• [Task brief]:
Each line that contains the word "title" counts once; give the total for the records below and nothing else.

• [Input records]:

#####

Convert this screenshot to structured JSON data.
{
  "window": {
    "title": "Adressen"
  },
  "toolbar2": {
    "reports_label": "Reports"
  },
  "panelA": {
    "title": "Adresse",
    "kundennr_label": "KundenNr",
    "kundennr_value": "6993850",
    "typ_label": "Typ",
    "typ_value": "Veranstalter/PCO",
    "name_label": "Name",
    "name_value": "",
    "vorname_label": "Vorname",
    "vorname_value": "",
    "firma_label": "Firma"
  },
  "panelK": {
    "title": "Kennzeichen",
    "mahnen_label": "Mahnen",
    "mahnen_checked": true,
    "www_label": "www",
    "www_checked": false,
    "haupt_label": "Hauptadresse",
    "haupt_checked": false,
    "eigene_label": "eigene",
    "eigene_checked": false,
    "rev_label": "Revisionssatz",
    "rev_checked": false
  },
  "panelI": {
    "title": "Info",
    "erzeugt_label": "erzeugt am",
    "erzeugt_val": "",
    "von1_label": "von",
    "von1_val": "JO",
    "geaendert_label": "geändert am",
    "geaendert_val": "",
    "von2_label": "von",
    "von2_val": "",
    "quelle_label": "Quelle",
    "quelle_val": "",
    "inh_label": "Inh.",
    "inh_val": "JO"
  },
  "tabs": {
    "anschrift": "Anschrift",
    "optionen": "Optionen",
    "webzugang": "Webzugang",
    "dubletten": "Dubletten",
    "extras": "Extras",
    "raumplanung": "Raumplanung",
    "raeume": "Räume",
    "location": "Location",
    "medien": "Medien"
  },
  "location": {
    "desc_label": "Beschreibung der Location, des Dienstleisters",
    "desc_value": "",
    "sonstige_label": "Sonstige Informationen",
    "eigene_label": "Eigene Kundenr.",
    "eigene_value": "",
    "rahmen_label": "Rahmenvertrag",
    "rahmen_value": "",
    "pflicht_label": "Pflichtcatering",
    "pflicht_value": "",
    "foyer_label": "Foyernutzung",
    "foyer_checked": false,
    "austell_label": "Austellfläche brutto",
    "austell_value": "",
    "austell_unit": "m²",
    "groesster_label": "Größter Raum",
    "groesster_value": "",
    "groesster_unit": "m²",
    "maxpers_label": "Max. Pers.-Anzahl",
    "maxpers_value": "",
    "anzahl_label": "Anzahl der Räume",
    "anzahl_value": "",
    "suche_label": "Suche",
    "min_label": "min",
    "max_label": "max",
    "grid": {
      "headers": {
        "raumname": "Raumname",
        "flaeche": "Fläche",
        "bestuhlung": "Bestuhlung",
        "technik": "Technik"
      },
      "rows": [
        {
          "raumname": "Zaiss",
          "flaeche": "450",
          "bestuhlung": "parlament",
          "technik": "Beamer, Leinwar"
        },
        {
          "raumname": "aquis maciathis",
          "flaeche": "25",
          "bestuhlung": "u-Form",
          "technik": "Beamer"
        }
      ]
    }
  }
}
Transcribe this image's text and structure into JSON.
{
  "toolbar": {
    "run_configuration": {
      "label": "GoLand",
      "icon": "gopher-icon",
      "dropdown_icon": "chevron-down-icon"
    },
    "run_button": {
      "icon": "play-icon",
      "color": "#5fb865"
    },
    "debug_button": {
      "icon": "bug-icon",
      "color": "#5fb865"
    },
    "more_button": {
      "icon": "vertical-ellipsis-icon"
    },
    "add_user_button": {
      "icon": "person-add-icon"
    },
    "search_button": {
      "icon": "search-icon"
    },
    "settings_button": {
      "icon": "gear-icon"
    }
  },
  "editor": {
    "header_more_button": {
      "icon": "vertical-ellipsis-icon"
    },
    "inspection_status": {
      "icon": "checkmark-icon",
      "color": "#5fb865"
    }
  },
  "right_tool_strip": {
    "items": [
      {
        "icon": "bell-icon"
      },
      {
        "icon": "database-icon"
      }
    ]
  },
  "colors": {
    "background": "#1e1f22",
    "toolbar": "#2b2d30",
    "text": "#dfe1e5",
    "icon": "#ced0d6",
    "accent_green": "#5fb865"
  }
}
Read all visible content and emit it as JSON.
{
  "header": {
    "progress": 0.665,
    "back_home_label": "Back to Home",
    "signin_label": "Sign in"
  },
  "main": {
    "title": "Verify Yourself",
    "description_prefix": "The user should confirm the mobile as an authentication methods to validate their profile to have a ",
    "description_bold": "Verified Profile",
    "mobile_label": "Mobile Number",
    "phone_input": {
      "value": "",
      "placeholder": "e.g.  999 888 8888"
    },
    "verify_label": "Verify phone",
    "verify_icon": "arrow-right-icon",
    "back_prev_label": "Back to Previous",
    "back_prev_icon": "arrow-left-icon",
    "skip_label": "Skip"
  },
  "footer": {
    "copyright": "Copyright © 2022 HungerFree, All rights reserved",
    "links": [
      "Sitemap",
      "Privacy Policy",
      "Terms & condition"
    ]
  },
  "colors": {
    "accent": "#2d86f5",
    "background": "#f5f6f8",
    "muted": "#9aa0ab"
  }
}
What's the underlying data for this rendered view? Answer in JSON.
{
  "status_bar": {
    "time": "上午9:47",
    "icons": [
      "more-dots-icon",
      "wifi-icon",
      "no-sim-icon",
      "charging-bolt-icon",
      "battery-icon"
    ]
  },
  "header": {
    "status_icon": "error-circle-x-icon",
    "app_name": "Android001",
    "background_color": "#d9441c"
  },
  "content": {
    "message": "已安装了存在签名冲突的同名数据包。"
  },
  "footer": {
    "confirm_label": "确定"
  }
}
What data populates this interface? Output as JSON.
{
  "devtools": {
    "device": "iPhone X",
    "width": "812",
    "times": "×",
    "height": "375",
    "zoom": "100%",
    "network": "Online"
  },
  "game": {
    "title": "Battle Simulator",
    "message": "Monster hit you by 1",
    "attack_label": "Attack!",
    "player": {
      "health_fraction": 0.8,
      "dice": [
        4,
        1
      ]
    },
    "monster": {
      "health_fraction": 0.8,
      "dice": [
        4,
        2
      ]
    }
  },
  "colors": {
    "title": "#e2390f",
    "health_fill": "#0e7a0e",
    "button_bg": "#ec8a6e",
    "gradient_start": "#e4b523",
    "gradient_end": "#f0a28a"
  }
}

#####

• [Result of this task]:
7